(DATASET RECORDS begins)

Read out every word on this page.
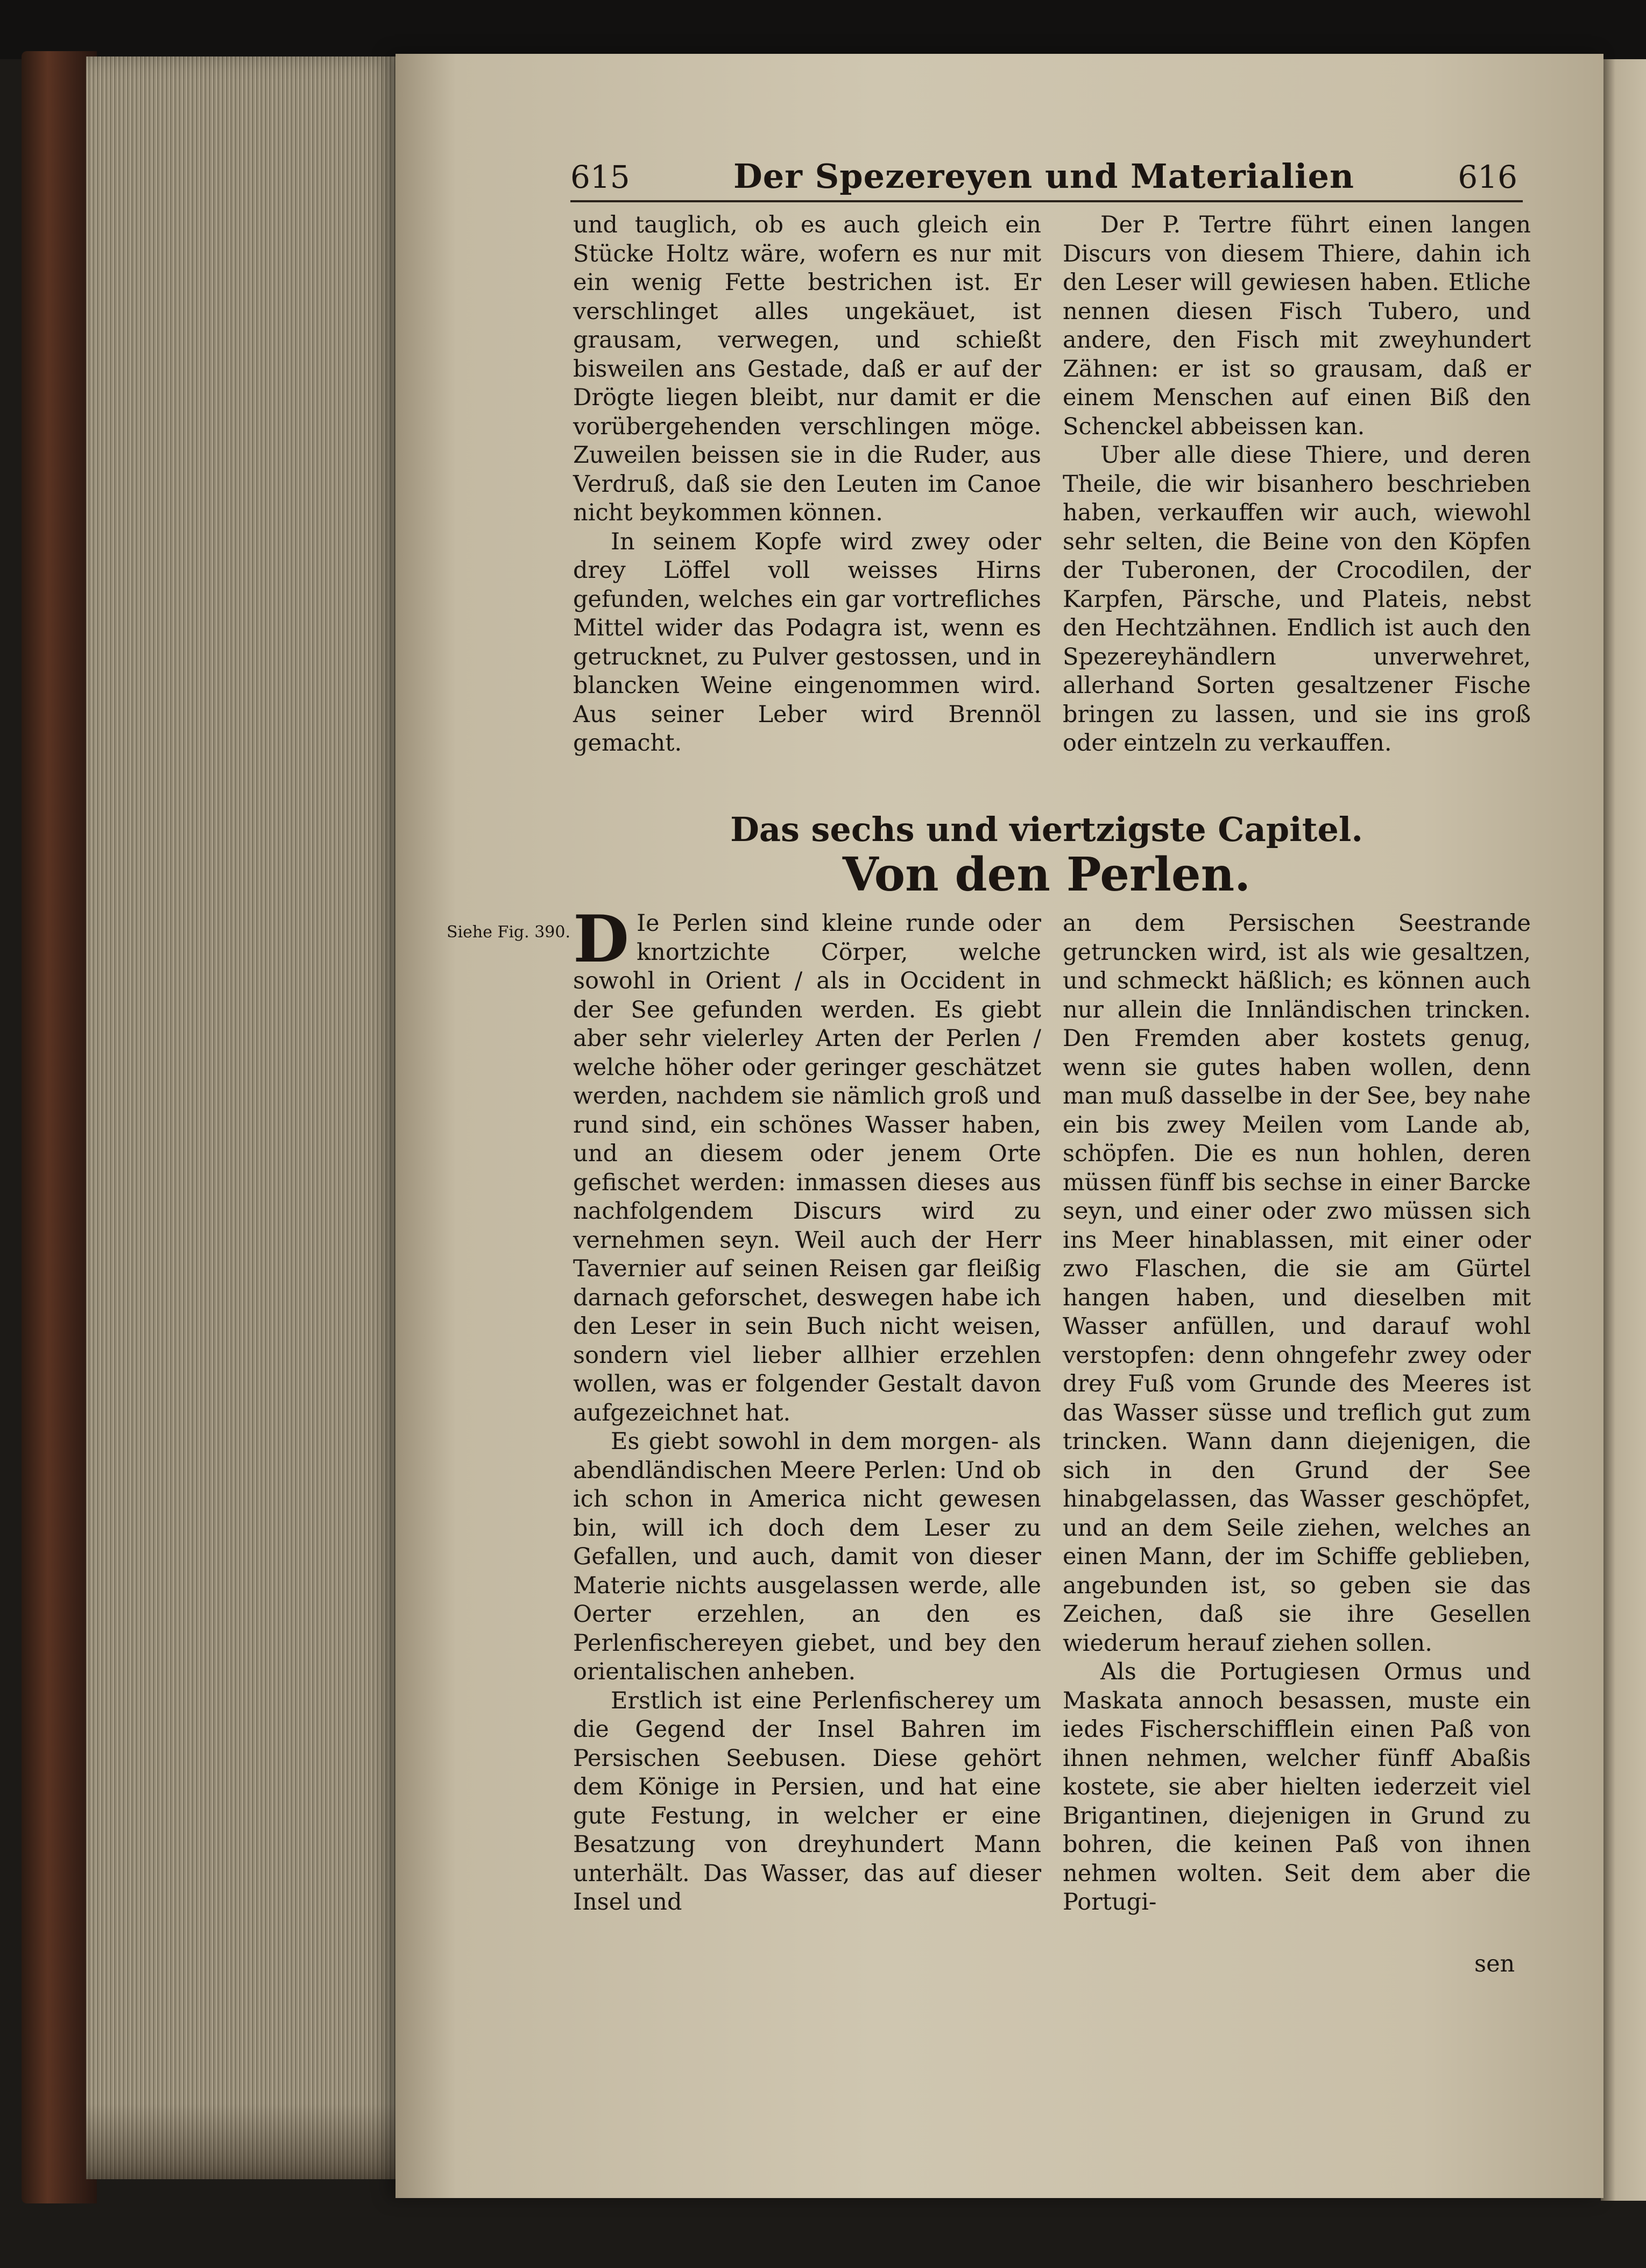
615	Der Spezereyen und Materialien	616

und tauglich, ob es auch gleich ein Stücke Holtz wäre, wofern es nur mit ein wenig Fette bestrichen ist. Er verschlinget alles ungekäuet, ist grausam, verwegen, und schießt bisweilen ans Gestade, daß er auf der Drögte liegen bleibt, nur damit er die vorübergehenden verschlingen möge. Zuweilen beissen sie in die Ruder, aus Verdruß, daß sie den Leuten im Canoe nicht beykommen können.

In seinem Kopfe wird zwey oder drey Löffel voll weisses Hirns gefunden, welches ein gar vortrefliches Mittel wider das Podagra ist, wenn es getrucknet, zu Pulver gestossen, und in blancken Weine eingenommen wird. Aus seiner Leber wird Brennöl gemacht.

Der P. Tertre führt einen langen Discurs von diesem Thiere, dahin ich den Leser will gewiesen haben. Etliche nennen diesen Fisch Tubero, und andere, den Fisch mit zweyhundert Zähnen: er ist so grausam, daß er einem Menschen auf einen Biß den Schenckel abbeissen kan.

Uber alle diese Thiere, und deren Theile, die wir bisanhero beschrieben haben, verkauffen wir auch, wiewohl sehr selten, die Beine von den Köpfen der Tuberonen, der Crocodilen, der Karpfen, Pärsche, und Plateis, nebst den Hechtzähnen. Endlich ist auch den Spezereyhändlern unverwehret, allerhand Sorten gesaltzener Fische bringen zu lassen, und sie ins groß oder eintzeln zu verkauffen.

Das sechs und viertzigste Capitel.
Von den Perlen.
Siehe Fig. 390. D Ie Perlen sind kleine runde oder knortzichte Cörper, welche sowohl in Orient / als in Occident in der See gefunden werden. Es giebt aber sehr vielerley Arten der Perlen / welche höher oder geringer geschätzet werden, nachdem sie nämlich groß und rund sind, ein schönes Wasser haben, und an diesem oder jenem Orte gefischet werden: inmassen dieses aus nachfolgendem Discurs wird zu vernehmen seyn. Weil auch der Herr Tavernier auf seinen Reisen gar fleißig darnach geforschet, deswegen habe ich den Leser in sein Buch nicht weisen, sondern viel lieber allhier erzehlen wollen, was er folgender Gestalt davon aufgezeichnet hat.

Es giebt sowohl in dem morgen- als abendländischen Meere Perlen: Und ob ich schon in America nicht gewesen bin, will ich doch dem Leser zu Gefallen, und auch, damit von dieser Materie nichts ausgelassen werde, alle Oerter erzehlen, an den es Perlenfischereyen giebet, und bey den orientalischen anheben.

Erstlich ist eine Perlenfischerey um die Gegend der Insel Bahren im Persischen Seebusen. Diese gehört dem Könige in Persien, und hat eine gute Festung, in welcher er eine Besatzung von dreyhundert Mann unterhält. Das Wasser, das auf dieser Insel und

an dem Persischen Seestrande getruncken wird, ist als wie gesaltzen, und schmeckt häßlich; es können auch nur allein die Innländischen trincken. Den Fremden aber kostets genug, wenn sie gutes haben wollen, denn man muß dasselbe in der See, bey nahe ein bis zwey Meilen vom Lande ab, schöpfen. Die es nun hohlen, deren müssen fünff bis sechse in einer Barcke seyn, und einer oder zwo müssen sich ins Meer hinablassen, mit einer oder zwo Flaschen, die sie am Gürtel hangen haben, und dieselben mit Wasser anfüllen, und darauf wohl verstopfen: denn ohngefehr zwey oder drey Fuß vom Grunde des Meeres ist das Wasser süsse und treflich gut zum trincken. Wann dann diejenigen, die sich in den Grund der See hinabgelassen, das Wasser geschöpfet, und an dem Seile ziehen, welches an einen Mann, der im Schiffe geblieben, angebunden ist, so geben sie das Zeichen, daß sie ihre Gesellen wiederum herauf ziehen sollen.

Als die Portugiesen Ormus und Maskata annoch besassen, muste ein iedes Fischerschifflein einen Paß von ihnen nehmen, welcher fünff Abaßis kostete, sie aber hielten iederzeit viel Brigantinen, diejenigen in Grund zu bohren, die keinen Paß von ihnen nehmen wolten. Seit dem aber die Portugi-

sen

(DATASET RECORDS ends)

Exclude every picture and restate the listing word for word.

Read out every word on this page.
615	Der Spezereyen und Materialien	616

und tauglich, ob es auch gleich ein Stücke Holtz wäre, wofern es nur mit ein wenig Fette bestrichen ist. Er verschlinget alles ungekäuet, ist grausam, verwegen, und schießt bisweilen ans Gestade, daß er auf der Drögte liegen bleibt, nur damit er die vorübergehenden verschlingen möge. Zuweilen beissen sie in die Ruder, aus Verdruß, daß sie den Leuten im Canoe nicht beykommen können.

In seinem Kopfe wird zwey oder drey Löffel voll weisses Hirns gefunden, welches ein gar vortrefliches Mittel wider das Podagra ist, wenn es getrucknet, zu Pulver gestossen, und in blancken Weine eingenommen wird. Aus seiner Leber wird Brennöl gemacht.

Der P. Tertre führt einen langen Discurs von diesem Thiere, dahin ich den Leser will gewiesen haben. Etliche nennen diesen Fisch Tubero, und andere, den Fisch mit zweyhundert Zähnen: er ist so grausam, daß er einem Menschen auf einen Biß den Schenckel abbeissen kan.

Uber alle diese Thiere, und deren Theile, die wir bisanhero beschrieben haben, verkauffen wir auch, wiewohl sehr selten, die Beine von den Köpfen der Tuberonen, der Crocodilen, der Karpfen, Pärsche, und Plateis, nebst den Hechtzähnen. Endlich ist auch den Spezereyhändlern unverwehret, allerhand Sorten gesaltzener Fische bringen zu lassen, und sie ins groß oder eintzeln zu verkauffen.

Das sechs und viertzigste Capitel.
Von den Perlen.
Siehe Fig. 390. D Ie Perlen sind kleine runde oder knortzichte Cörper, welche sowohl in Orient / als in Occident in der See gefunden werden. Es giebt aber sehr vielerley Arten der Perlen / welche höher oder geringer geschätzet werden, nachdem sie nämlich groß und rund sind, ein schönes Wasser haben, und an diesem oder jenem Orte gefischet werden: inmassen dieses aus nachfolgendem Discurs wird zu vernehmen seyn. Weil auch der Herr Tavernier auf seinen Reisen gar fleißig darnach geforschet, deswegen habe ich den Leser in sein Buch nicht weisen, sondern viel lieber allhier erzehlen wollen, was er folgender Gestalt davon aufgezeichnet hat.

Es giebt sowohl in dem morgen- als abendländischen Meere Perlen: Und ob ich schon in America nicht gewesen bin, will ich doch dem Leser zu Gefallen, und auch, damit von dieser Materie nichts ausgelassen werde, alle Oerter erzehlen, an den es Perlenfischereyen giebet, und bey den orientalischen anheben.

Erstlich ist eine Perlenfischerey um die Gegend der Insel Bahren im Persischen Seebusen. Diese gehört dem Könige in Persien, und hat eine gute Festung, in welcher er eine Besatzung von dreyhundert Mann unterhält. Das Wasser, das auf dieser Insel und

an dem Persischen Seestrande getruncken wird, ist als wie gesaltzen, und schmeckt häßlich; es können auch nur allein die Innländischen trincken. Den Fremden aber kostets genug, wenn sie gutes haben wollen, denn man muß dasselbe in der See, bey nahe ein bis zwey Meilen vom Lande ab, schöpfen. Die es nun hohlen, deren müssen fünff bis sechse in einer Barcke seyn, und einer oder zwo müssen sich ins Meer hinablassen, mit einer oder zwo Flaschen, die sie am Gürtel hangen haben, und dieselben mit Wasser anfüllen, und darauf wohl verstopfen: denn ohngefehr zwey oder drey Fuß vom Grunde des Meeres ist das Wasser süsse und treflich gut zum trincken. Wann dann diejenigen, die sich in den Grund der See hinabgelassen, das Wasser geschöpfet, und an dem Seile ziehen, welches an einen Mann, der im Schiffe geblieben, angebunden ist, so geben sie das Zeichen, daß sie ihre Gesellen wiederum herauf ziehen sollen.

Als die Portugiesen Ormus und Maskata annoch besassen, muste ein iedes Fischerschifflein einen Paß von ihnen nehmen, welcher fünff Abaßis kostete, sie aber hielten iederzeit viel Brigantinen, diejenigen in Grund zu bohren, die keinen Paß von ihnen nehmen wolten. Seit dem aber die Portugi-

sen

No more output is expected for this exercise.